### Your objective
Identify every line in the records below that contains the word "compound", and copy each of those lines.
+++++
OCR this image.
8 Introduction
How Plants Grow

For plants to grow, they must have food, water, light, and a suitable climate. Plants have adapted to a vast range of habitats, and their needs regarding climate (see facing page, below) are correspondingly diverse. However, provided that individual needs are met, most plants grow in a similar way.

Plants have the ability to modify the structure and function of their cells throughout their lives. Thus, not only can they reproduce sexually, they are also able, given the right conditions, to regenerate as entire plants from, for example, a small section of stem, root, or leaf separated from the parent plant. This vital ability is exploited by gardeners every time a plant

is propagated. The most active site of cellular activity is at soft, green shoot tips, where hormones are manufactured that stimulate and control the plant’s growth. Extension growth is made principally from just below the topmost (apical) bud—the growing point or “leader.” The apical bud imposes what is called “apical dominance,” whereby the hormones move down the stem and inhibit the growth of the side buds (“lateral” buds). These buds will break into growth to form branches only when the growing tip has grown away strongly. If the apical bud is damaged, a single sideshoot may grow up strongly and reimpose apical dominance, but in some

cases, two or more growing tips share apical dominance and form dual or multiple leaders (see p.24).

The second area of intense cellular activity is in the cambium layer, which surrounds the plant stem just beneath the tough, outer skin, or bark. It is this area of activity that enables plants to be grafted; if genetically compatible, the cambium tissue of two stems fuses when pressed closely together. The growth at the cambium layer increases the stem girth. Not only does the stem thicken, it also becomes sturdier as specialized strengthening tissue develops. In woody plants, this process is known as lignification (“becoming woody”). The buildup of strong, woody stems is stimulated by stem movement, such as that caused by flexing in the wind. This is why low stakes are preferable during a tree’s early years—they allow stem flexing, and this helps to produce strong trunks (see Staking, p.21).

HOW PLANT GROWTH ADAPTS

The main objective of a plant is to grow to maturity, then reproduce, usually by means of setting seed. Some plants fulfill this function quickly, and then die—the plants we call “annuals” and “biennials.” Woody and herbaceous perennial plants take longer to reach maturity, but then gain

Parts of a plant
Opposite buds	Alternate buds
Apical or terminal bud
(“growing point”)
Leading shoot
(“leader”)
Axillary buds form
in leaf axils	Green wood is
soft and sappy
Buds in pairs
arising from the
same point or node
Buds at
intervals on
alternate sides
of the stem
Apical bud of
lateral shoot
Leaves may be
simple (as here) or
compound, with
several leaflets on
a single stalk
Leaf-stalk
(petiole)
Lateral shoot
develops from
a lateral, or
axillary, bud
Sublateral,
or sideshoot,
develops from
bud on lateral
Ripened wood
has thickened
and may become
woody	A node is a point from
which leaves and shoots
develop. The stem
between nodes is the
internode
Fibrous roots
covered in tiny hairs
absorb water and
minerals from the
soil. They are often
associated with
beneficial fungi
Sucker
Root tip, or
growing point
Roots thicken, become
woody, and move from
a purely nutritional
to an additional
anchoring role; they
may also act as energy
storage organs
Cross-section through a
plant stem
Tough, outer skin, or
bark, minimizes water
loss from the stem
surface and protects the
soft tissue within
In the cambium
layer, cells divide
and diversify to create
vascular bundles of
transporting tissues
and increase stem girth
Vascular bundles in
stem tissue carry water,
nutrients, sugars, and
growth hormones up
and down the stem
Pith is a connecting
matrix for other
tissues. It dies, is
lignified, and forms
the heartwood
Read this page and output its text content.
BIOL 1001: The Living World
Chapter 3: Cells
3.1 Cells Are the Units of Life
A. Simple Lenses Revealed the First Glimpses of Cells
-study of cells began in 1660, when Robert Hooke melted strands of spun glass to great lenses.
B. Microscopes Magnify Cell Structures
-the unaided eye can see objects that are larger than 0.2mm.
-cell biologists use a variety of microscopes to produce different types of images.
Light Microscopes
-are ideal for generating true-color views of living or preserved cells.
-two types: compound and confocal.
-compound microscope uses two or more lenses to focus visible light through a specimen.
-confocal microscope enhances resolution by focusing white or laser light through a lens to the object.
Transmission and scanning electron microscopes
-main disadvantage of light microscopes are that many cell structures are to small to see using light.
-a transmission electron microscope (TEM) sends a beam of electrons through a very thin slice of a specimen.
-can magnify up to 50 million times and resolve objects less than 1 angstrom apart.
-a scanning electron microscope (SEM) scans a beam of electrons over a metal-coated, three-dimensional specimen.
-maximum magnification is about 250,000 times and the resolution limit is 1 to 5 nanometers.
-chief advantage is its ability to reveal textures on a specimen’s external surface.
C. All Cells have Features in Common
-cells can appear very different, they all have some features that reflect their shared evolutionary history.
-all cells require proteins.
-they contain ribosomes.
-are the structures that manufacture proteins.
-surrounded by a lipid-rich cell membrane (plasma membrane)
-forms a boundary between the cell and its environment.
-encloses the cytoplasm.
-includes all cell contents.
+++++
### Answer to this task
compound, with
-two types: compound and confocal.
-compound microscope uses two or more lenses to focus visible light through a specimen.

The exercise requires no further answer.